§ **PROVIDED RECORDS**
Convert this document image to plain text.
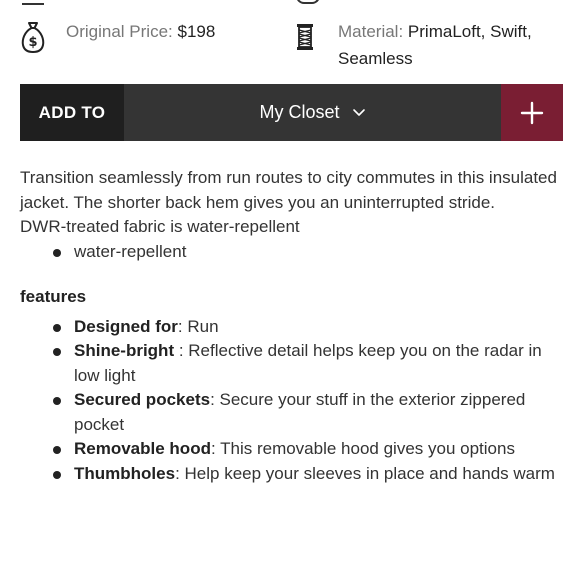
$
Original Price: $198	Material: PrimaLoft, Swift, Seamless
ADD TO	My Closet

Transition seamlessly from run routes to city commutes in this insulated jacket. The shorter back hem gives you an uninterrupted stride.

DWR-treated fabric is water-repellent

water-repellent
features
Designed for: Run
Shine-bright : Reflective detail helps keep you on the radar in low light
Secured pockets: Secure your stuff in the exterior zippered pocket
Removable hood: This removable hood gives you options
Thumbholes: Help keep your sleeves in place and hands warm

§ **SHORT EXERCISE**
Look through the material and copy each line that has "your".

§ **THE ANSWER**
Secured pockets: Secure your stuff in the exterior zippered pocket
Thumbholes: Help keep your sleeves in place and hands warm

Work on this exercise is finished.